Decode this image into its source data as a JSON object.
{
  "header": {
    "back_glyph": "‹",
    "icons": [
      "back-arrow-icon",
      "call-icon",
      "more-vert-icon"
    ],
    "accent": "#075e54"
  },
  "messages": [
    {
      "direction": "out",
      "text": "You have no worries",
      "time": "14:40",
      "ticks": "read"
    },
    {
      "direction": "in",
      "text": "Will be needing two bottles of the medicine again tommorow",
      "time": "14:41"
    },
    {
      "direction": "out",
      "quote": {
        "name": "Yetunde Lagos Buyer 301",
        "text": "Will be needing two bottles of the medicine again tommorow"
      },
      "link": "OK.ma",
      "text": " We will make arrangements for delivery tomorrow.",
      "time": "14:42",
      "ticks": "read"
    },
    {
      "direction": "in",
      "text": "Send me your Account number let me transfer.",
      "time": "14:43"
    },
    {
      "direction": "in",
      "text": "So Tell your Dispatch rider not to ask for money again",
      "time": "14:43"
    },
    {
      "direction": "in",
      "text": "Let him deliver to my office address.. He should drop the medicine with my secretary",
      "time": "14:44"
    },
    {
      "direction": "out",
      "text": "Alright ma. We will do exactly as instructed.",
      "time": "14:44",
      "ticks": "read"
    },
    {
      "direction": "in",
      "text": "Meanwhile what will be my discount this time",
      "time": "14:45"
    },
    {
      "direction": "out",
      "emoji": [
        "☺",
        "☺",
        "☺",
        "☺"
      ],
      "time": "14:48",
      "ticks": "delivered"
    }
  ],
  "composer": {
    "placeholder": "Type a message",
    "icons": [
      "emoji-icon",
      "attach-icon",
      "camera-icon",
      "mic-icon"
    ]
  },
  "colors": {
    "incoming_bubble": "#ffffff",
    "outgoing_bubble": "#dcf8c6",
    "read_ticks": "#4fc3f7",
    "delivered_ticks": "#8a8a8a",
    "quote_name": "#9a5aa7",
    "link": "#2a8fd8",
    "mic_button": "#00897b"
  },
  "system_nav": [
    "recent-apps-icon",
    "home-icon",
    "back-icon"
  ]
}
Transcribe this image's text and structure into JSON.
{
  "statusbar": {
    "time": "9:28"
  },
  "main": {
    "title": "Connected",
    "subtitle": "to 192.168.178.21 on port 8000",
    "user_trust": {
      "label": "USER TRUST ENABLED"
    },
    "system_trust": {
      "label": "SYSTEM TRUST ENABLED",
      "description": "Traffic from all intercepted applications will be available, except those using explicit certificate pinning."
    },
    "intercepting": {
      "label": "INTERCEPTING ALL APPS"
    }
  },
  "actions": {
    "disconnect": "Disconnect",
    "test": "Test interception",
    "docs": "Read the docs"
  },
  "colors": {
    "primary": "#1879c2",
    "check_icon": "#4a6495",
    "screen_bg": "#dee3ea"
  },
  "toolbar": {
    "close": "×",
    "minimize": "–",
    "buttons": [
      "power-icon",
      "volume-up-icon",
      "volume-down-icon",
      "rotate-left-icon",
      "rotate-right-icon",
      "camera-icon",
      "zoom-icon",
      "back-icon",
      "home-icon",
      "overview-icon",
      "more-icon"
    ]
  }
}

______

What is asked -> Repeat the listing in full, keeping every line exactly as it is.

Solution to this task ->
Decode this image into its source data as a JSON object.
{
  "header": {
    "back_glyph": "‹",
    "icons": [
      "back-arrow-icon",
      "call-icon",
      "more-vert-icon"
    ],
    "accent": "#075e54"
  },
  "messages": [
    {
      "direction": "out",
      "text": "You have no worries",
      "time": "14:40",
      "ticks": "read"
    },
    {
      "direction": "in",
      "text": "Will be needing two bottles of the medicine again tommorow",
      "time": "14:41"
    },
    {
      "direction": "out",
      "quote": {
        "name": "Yetunde Lagos Buyer 301",
        "text": "Will be needing two bottles of the medicine again tommorow"
      },
      "link": "OK.ma",
      "text": " We will make arrangements for delivery tomorrow.",
      "time": "14:42",
      "ticks": "read"
    },
    {
      "direction": "in",
      "text": "Send me your Account number let me transfer.",
      "time": "14:43"
    },
    {
      "direction": "in",
      "text": "So Tell your Dispatch rider not to ask for money again",
      "time": "14:43"
    },
    {
      "direction": "in",
      "text": "Let him deliver to my office address.. He should drop the medicine with my secretary",
      "time": "14:44"
    },
    {
      "direction": "out",
      "text": "Alright ma. We will do exactly as instructed.",
      "time": "14:44",
      "ticks": "read"
    },
    {
      "direction": "in",
      "text": "Meanwhile what will be my discount this time",
      "time": "14:45"
    },
    {
      "direction": "out",
      "emoji": [
        "☺",
        "☺",
        "☺",
        "☺"
      ],
      "time": "14:48",
      "ticks": "delivered"
    }
  ],
  "composer": {
    "placeholder": "Type a message",
    "icons": [
      "emoji-icon",
      "attach-icon",
      "camera-icon",
      "mic-icon"
    ]
  },
  "colors": {
    "incoming_bubble": "#ffffff",
    "outgoing_bubble": "#dcf8c6",
    "read_ticks": "#4fc3f7",
    "delivered_ticks": "#8a8a8a",
    "quote_name": "#9a5aa7",
    "link": "#2a8fd8",
    "mic_button": "#00897b"
  },
  "system_nav": [
    "recent-apps-icon",
    "home-icon",
    "back-icon"
  ]
}
Transcribe this image's text and structure into JSON.
{
  "statusbar": {
    "time": "9:28"
  },
  "main": {
    "title": "Connected",
    "subtitle": "to 192.168.178.21 on port 8000",
    "user_trust": {
      "label": "USER TRUST ENABLED"
    },
    "system_trust": {
      "label": "SYSTEM TRUST ENABLED",
      "description": "Traffic from all intercepted applications will be available, except those using explicit certificate pinning."
    },
    "intercepting": {
      "label": "INTERCEPTING ALL APPS"
    }
  },
  "actions": {
    "disconnect": "Disconnect",
    "test": "Test interception",
    "docs": "Read the docs"
  },
  "colors": {
    "primary": "#1879c2",
    "check_icon": "#4a6495",
    "screen_bg": "#dee3ea"
  },
  "toolbar": {
    "close": "×",
    "minimize": "–",
    "buttons": [
      "power-icon",
      "volume-up-icon",
      "volume-down-icon",
      "rotate-left-icon",
      "rotate-right-icon",
      "camera-icon",
      "zoom-icon",
      "back-icon",
      "home-icon",
      "overview-icon",
      "more-icon"
    ]
  }
}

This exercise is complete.